• **Aim**
Go through the lines below and copy each one that holds the string "values".

• **Data to use**
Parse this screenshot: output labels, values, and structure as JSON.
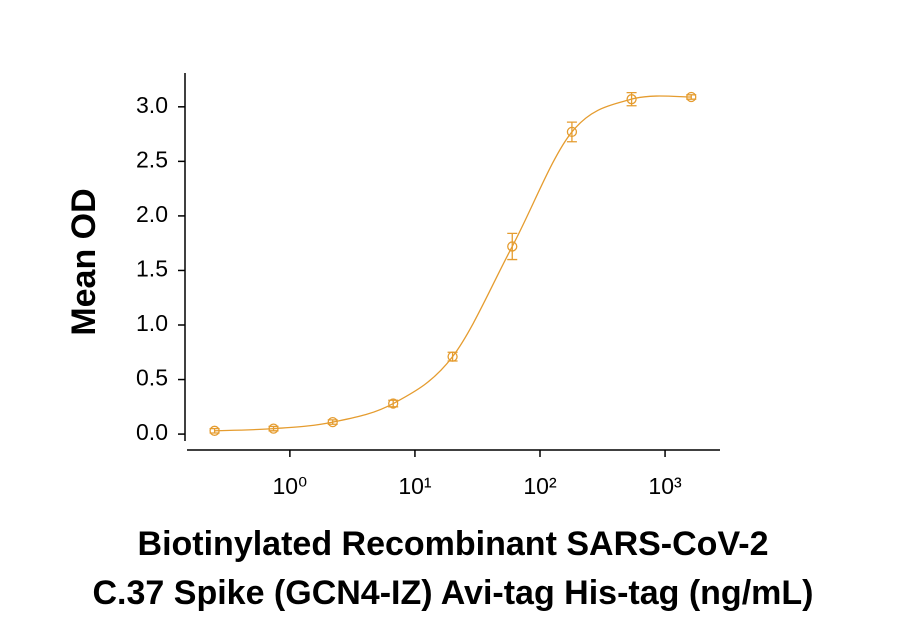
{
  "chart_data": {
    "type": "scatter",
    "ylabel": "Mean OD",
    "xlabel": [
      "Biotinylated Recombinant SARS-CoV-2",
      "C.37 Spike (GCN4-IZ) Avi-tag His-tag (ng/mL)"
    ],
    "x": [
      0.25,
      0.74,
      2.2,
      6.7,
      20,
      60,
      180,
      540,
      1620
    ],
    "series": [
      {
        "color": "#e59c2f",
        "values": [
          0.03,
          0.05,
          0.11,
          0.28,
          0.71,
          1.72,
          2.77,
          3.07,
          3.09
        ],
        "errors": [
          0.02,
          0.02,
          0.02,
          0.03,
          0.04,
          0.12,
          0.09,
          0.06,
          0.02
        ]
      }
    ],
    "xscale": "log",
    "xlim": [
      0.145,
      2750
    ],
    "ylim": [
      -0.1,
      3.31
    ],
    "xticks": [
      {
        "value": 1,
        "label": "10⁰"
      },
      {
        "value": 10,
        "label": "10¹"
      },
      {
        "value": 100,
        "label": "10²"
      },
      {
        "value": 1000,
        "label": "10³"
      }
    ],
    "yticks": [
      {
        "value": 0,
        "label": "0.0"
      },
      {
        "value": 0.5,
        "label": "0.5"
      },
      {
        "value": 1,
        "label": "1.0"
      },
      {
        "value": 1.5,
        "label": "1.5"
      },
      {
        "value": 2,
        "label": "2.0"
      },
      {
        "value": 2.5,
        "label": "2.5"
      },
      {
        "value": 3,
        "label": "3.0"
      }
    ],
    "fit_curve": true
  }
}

--

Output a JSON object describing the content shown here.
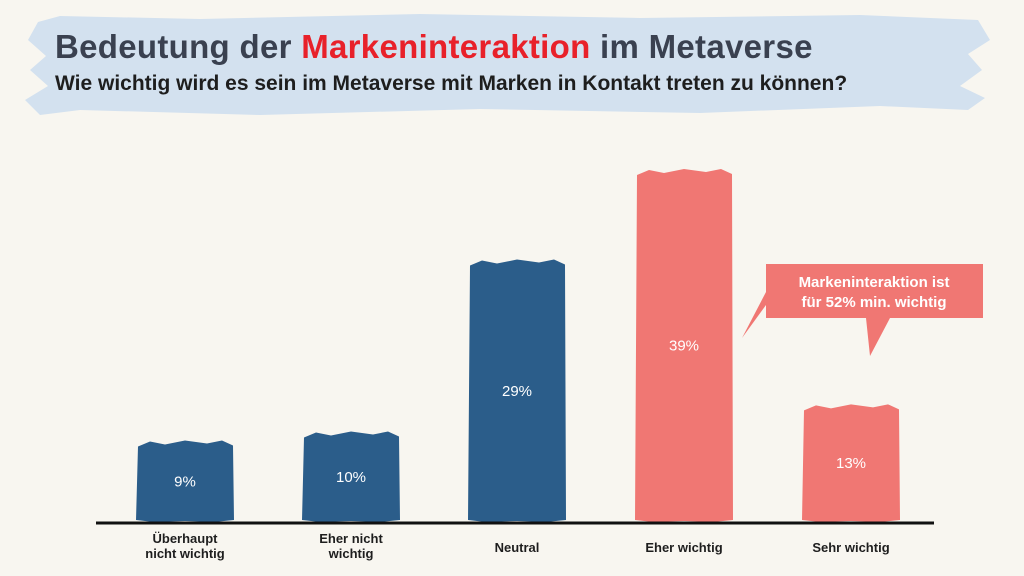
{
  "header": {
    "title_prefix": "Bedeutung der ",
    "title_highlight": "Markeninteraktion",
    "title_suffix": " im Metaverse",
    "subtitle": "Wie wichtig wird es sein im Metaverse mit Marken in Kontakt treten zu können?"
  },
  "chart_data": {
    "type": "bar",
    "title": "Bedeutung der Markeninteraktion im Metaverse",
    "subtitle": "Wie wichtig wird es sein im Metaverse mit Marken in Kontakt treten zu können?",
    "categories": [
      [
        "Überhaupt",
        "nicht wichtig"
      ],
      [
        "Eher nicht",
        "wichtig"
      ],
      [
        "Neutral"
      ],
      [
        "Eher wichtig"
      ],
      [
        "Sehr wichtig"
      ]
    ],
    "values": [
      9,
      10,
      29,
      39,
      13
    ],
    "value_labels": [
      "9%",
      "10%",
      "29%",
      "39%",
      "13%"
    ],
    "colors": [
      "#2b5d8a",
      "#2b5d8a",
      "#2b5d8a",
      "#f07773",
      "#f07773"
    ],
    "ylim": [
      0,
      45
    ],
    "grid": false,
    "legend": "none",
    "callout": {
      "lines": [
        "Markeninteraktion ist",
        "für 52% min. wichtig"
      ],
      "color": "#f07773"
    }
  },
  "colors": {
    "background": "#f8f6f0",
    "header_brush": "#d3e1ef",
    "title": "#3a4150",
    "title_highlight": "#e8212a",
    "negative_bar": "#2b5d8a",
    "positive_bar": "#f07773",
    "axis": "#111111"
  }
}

• **Response to this exercise**
Parse this screenshot: output labels, values, and structure as JSON.
        "values": [
    "values": [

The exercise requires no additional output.